Inscrição certa e de peso representativo é a do Hinduísmo, em face do seu assombroso crescimento vegetativo, embora de geografia restrita. A sua variedade de deuses é um elemento aglutinador, como fonte de orientação e de energia. Malgrado a existência de um componente a ser considerado neste episódio: a melhoria do Carma está diretamente relacionada à obtenção da "Mocsa", o estado de elevação espiritual, que faz encerrar o ciclo de reencarnações. Explicamos. Reduzidas as reencarnações, menos gente no mundo. Assim a massa não cresce. Da mesma dificuldade padece o Budismo, com o Nirvana.
Importante, também, o trabalho exercido pela Reforma Protestante. Henrique VIII e Ana Bolena foram o estopim do cisma, com seu caso amoroso. Já Martinho Lutero e João Calvino, para mencionarmos os mais importantes, dotaram, pela divisão, e apesar das discordâncias, o Cristianismo de um potencial ainda maior do que o percorrido até então pela Igreja Católica sem os benefícios da parceria. A rivalidade entre católicos e protestantes fez o caldo do cristianismo engrossar consideravelmente, não há como deixar de reconhecer essa verdade, apesar das guerras que travaram entre si, a ponto de ser credenciada esse tese pelos autores como candidata a concorrer ao prêmio. A competição deu dimensão exuberante aos números.
※ ※ ※
(TAREFA PROPOSTA A)
De acordo com o texto sobre as religiões, quem foram o estopim do cisma ligado à Reforma Protestante?
※ ※ ※
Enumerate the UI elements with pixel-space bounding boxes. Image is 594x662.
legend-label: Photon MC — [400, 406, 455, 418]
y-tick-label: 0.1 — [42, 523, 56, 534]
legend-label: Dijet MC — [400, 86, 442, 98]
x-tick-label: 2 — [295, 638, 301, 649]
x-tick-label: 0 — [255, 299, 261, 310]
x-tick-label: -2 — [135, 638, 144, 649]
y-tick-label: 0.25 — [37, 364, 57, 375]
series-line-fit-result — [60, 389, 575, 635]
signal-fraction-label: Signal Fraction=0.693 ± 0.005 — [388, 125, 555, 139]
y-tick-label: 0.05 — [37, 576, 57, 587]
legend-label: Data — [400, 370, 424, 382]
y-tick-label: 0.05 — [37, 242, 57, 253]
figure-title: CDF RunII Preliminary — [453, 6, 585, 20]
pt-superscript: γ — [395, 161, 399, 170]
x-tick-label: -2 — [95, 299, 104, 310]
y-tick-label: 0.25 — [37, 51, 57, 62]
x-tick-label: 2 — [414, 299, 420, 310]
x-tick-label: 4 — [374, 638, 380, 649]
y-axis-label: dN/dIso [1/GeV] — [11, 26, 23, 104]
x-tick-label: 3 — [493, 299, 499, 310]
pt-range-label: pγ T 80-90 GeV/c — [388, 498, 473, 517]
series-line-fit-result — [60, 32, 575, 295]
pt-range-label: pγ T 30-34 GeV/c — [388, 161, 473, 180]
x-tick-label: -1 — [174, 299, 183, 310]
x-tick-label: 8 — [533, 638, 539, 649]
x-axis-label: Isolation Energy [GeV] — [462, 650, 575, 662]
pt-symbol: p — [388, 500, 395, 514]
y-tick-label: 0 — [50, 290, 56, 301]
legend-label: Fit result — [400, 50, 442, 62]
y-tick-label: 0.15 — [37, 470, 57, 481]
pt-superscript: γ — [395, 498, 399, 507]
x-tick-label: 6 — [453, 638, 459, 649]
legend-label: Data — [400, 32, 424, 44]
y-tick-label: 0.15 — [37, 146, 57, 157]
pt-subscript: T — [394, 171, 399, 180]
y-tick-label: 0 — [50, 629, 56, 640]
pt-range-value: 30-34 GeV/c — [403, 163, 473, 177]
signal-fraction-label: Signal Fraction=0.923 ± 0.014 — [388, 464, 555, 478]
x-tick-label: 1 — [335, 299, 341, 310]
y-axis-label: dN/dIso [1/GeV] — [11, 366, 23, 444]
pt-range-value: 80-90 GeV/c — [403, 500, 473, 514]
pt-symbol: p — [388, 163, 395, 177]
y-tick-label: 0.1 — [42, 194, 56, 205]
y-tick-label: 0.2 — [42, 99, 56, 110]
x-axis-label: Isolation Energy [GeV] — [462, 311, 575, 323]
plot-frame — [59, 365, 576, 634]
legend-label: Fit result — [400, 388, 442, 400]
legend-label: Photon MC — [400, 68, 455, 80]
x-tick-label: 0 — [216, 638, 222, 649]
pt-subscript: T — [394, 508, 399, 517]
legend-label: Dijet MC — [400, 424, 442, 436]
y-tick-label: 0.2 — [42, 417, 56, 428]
※ ※ ※
(TAREFA PROPOSTA B)
Reproduza sem mudanças as linhas dos registros que vão do começo até a linha que contém "series-line-fit-result — [60, 389, 575, 635]", incluindo essa linha.

(SOLUÇÃO A)
Henrique VIII e Ana Bolena, com seu caso amoroso.

(SOLUÇÃO B)
Enumerate the UI elements with pixel-space bounding boxes. Image is 594x662.
legend-label: Photon MC — [400, 406, 455, 418]
y-tick-label: 0.1 — [42, 523, 56, 534]
legend-label: Dijet MC — [400, 86, 442, 98]
x-tick-label: 2 — [295, 638, 301, 649]
x-tick-label: 0 — [255, 299, 261, 310]
x-tick-label: -2 — [135, 638, 144, 649]
y-tick-label: 0.25 — [37, 364, 57, 375]
series-line-fit-result — [60, 389, 575, 635]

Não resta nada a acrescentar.